▸ **Exercise input**
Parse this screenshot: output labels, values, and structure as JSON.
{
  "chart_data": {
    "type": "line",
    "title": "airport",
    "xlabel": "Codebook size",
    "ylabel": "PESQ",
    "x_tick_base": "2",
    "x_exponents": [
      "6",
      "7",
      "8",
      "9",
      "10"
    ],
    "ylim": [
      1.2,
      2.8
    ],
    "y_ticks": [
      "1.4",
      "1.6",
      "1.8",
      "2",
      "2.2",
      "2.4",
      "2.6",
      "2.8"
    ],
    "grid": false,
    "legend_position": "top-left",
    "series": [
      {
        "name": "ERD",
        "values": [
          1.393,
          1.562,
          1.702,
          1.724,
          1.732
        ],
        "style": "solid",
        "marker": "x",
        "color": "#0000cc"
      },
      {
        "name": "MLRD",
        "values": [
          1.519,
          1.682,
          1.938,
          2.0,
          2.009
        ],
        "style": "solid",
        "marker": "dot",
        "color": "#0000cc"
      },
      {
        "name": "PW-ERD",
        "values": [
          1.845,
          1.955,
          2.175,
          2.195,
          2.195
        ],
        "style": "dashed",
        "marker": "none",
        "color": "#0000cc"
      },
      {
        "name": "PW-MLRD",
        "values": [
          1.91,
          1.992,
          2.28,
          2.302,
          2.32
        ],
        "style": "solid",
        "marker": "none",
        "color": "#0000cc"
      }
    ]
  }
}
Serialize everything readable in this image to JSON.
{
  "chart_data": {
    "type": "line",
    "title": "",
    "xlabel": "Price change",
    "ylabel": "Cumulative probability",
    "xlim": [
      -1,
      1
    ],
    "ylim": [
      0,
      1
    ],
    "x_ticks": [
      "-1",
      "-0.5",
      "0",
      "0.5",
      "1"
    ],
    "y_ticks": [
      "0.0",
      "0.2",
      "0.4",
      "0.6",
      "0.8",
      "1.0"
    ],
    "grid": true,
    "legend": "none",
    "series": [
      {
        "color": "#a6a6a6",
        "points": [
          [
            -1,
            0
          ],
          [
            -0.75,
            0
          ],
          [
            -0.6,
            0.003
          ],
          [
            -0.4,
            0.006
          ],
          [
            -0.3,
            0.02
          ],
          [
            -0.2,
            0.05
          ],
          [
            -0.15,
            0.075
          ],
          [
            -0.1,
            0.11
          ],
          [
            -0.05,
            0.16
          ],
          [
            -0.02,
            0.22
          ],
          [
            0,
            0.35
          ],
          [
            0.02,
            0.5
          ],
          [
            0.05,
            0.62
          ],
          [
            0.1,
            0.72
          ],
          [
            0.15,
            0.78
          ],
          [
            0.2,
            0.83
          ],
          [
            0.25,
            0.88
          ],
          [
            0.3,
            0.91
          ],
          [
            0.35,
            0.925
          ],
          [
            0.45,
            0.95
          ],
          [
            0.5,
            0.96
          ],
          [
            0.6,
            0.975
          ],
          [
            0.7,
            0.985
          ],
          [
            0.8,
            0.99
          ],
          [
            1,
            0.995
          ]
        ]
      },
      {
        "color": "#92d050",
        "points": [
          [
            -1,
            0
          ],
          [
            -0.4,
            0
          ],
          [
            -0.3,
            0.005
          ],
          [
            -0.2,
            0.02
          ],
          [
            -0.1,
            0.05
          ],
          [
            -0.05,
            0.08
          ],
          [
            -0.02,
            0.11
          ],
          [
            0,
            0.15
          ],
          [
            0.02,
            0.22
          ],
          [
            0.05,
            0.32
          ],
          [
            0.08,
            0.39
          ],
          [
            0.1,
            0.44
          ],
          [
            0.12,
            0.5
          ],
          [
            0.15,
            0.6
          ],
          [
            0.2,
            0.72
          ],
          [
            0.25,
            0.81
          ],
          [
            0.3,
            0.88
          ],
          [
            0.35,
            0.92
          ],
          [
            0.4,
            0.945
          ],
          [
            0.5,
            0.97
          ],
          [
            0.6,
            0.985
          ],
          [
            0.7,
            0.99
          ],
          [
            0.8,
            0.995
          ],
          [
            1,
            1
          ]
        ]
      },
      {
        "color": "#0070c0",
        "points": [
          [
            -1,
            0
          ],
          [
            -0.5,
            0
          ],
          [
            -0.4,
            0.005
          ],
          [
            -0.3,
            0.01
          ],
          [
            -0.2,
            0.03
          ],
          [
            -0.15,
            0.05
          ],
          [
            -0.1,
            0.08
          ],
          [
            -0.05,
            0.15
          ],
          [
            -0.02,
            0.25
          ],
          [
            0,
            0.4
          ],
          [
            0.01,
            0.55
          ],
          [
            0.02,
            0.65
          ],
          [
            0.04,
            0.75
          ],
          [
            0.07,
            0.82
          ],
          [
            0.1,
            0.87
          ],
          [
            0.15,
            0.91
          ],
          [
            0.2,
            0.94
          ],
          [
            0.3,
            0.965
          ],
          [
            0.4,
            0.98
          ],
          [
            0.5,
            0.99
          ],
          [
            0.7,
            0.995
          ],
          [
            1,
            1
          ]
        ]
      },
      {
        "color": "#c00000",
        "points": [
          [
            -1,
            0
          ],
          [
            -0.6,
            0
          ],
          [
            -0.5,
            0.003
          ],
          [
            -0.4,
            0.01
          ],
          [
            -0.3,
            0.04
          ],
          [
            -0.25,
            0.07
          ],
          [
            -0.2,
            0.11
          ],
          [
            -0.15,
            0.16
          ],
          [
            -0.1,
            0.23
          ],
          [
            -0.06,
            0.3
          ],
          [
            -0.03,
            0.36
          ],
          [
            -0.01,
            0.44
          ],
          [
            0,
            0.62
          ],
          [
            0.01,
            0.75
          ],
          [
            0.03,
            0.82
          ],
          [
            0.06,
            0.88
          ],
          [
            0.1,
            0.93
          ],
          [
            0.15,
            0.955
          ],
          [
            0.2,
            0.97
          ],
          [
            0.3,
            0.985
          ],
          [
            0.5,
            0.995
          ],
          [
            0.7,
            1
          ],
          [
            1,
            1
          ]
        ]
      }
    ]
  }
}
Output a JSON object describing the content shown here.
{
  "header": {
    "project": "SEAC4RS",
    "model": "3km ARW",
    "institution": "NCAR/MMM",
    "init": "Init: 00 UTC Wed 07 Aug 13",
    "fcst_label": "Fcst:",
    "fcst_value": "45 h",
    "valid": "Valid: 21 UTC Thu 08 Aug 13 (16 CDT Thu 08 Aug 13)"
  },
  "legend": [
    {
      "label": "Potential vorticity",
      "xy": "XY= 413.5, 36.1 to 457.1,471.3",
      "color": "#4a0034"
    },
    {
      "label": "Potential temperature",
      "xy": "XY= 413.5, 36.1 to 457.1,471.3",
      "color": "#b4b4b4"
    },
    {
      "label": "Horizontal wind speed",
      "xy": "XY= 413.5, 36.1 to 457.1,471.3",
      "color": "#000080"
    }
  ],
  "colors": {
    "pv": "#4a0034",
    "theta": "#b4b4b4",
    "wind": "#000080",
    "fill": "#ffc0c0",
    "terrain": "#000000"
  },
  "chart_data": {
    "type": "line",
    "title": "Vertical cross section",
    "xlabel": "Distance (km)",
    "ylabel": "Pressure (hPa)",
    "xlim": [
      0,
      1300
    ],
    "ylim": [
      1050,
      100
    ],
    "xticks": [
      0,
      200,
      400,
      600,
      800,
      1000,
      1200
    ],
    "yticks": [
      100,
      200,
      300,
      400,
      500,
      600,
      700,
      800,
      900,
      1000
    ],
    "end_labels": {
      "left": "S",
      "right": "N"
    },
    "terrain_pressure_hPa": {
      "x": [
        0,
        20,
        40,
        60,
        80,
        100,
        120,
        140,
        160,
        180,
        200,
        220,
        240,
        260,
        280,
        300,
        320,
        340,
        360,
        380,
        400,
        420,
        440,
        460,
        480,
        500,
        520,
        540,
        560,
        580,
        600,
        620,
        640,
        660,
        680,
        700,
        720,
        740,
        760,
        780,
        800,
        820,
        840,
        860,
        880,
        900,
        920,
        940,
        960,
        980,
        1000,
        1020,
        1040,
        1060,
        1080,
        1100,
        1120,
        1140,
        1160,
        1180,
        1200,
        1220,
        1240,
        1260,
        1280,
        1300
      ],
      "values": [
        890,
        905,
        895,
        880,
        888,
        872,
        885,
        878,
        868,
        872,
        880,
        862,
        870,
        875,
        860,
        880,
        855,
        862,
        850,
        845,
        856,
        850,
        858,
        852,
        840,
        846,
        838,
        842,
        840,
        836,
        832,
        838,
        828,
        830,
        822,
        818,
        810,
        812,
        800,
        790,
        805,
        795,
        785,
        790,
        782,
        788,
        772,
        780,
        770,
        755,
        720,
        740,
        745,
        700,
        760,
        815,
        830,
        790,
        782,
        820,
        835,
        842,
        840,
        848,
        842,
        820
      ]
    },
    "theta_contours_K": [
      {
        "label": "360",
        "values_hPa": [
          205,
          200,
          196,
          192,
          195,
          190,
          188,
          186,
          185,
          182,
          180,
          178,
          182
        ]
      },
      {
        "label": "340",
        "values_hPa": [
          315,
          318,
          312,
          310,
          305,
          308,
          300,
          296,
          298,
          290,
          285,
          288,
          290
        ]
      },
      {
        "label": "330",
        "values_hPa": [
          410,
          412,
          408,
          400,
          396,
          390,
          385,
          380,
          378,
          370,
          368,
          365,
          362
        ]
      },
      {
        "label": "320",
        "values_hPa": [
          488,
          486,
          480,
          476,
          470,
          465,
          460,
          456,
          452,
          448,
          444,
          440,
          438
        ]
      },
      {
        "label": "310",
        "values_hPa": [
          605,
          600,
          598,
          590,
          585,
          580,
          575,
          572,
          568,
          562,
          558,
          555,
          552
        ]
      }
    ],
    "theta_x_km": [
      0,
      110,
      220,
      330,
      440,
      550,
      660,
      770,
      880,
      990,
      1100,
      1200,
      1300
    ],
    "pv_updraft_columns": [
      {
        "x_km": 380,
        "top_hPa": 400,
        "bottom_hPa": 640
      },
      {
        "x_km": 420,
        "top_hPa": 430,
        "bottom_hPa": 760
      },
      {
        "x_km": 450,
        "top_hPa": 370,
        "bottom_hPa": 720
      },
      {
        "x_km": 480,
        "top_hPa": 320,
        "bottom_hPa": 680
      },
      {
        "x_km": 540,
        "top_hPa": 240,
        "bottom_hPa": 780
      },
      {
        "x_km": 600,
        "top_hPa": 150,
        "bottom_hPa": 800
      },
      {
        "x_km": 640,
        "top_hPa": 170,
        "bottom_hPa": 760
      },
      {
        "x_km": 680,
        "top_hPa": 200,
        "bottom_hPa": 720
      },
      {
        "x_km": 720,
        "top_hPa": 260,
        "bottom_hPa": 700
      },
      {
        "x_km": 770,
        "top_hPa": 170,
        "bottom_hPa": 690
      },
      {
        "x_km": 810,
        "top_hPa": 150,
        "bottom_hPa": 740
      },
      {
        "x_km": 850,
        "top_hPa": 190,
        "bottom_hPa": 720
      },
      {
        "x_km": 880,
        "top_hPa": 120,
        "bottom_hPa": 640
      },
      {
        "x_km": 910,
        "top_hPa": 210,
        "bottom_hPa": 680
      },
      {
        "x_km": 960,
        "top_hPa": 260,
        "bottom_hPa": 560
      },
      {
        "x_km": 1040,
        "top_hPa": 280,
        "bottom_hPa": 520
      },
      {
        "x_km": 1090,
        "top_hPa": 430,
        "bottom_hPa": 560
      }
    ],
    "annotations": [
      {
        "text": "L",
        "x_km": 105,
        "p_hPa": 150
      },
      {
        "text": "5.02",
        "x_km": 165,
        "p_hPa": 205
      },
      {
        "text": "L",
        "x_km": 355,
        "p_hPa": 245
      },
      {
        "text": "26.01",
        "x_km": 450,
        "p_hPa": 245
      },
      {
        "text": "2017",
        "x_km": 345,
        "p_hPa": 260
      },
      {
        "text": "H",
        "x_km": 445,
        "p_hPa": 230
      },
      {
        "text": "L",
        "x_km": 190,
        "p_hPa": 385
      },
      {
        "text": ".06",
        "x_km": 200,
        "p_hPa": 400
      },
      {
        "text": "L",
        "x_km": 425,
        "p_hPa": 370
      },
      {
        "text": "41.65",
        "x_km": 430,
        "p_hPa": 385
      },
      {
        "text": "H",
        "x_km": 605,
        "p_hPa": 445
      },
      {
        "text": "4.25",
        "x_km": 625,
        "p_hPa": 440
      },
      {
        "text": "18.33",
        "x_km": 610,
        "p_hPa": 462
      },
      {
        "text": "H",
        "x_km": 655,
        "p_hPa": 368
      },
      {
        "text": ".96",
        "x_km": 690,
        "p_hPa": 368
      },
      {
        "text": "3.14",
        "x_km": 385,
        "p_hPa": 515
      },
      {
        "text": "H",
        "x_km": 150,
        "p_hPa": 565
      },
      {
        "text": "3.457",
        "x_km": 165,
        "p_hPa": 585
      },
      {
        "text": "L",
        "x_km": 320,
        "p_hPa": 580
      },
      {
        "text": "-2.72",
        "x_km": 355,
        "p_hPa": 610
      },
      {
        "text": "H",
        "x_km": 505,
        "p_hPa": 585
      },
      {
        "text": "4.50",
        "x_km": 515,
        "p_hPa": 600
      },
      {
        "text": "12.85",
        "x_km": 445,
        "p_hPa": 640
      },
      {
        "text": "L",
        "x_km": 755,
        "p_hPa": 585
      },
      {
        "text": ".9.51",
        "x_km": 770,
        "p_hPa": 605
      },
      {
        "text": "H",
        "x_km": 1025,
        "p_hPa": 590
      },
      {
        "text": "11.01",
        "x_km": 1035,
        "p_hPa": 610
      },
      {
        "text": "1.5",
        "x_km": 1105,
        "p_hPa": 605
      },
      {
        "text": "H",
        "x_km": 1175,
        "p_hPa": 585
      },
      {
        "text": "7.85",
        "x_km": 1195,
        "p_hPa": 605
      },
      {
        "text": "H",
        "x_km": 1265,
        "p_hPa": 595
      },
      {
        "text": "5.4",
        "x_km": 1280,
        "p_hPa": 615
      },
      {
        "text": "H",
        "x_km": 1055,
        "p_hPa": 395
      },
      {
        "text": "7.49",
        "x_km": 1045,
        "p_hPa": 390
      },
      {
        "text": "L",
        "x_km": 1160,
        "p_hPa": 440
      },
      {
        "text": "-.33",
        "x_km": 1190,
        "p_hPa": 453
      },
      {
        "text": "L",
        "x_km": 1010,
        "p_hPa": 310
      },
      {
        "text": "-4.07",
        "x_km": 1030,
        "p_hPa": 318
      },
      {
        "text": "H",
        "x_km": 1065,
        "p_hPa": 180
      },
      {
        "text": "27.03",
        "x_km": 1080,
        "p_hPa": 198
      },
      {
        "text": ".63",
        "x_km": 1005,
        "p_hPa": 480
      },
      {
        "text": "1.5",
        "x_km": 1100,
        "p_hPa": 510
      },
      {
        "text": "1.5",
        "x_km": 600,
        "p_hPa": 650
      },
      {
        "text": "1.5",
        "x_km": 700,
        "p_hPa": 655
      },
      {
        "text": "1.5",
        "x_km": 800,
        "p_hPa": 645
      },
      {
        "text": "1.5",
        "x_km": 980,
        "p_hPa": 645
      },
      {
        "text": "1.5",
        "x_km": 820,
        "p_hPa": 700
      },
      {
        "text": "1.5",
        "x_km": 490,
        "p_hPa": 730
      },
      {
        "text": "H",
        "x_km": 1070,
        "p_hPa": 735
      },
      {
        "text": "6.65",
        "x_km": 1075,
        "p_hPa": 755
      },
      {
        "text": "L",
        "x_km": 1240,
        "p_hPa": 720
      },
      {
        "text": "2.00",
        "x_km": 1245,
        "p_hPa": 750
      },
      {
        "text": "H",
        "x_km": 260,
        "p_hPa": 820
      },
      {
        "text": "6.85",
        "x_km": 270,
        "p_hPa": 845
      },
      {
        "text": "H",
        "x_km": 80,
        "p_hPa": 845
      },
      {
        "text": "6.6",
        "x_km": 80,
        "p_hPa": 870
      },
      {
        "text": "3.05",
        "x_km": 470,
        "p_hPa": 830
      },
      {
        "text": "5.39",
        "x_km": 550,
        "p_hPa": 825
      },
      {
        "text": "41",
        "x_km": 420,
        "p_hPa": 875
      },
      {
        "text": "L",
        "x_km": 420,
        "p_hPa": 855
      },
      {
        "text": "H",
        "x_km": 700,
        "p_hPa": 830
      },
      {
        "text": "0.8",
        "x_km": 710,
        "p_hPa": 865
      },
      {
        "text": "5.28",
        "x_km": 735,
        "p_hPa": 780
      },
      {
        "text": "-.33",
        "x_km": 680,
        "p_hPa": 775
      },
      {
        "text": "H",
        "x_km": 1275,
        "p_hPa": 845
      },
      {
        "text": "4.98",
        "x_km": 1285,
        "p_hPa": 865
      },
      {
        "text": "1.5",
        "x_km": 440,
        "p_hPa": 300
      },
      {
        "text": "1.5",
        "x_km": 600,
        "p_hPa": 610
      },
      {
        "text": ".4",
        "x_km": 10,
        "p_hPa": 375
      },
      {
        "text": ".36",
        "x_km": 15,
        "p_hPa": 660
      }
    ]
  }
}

▸ **Work to do**
Within the entries above, how many lines contain "title"? Respond with the number only.

▸ **Exercise result**
3